→ EXERCISE PROMPT: Filter the data for lines with the word "label", then copy every line so identified.

[Extracted data entries]
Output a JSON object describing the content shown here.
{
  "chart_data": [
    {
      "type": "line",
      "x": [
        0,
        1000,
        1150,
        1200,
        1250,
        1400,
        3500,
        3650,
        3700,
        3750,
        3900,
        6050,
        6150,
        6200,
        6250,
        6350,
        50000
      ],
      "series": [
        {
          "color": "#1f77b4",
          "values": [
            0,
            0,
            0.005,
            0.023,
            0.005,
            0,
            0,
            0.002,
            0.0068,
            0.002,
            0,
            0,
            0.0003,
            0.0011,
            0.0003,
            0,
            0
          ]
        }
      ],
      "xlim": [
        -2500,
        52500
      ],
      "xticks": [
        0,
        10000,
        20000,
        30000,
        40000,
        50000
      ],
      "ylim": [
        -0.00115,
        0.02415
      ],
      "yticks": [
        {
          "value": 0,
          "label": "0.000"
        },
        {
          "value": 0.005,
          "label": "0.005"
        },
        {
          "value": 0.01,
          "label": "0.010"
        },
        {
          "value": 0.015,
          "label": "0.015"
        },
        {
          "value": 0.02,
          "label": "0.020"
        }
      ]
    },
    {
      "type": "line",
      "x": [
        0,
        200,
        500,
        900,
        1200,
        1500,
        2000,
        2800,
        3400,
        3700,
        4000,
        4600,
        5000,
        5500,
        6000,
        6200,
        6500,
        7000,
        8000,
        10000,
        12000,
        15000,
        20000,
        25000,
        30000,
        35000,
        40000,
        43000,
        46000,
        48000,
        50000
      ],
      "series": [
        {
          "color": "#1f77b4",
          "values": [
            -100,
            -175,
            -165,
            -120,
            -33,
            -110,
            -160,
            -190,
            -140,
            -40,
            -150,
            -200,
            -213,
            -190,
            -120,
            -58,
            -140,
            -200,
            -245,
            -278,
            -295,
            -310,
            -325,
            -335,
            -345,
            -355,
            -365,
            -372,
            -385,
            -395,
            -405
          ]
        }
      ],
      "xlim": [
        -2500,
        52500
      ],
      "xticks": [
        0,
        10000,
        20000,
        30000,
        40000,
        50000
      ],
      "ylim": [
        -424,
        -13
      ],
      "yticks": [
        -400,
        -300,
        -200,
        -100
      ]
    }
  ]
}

→ CORRECT RESULT:
          "label": "0.000"
          "label": "0.005"
          "label": "0.010"
          "label": "0.015"
          "label": "0.020"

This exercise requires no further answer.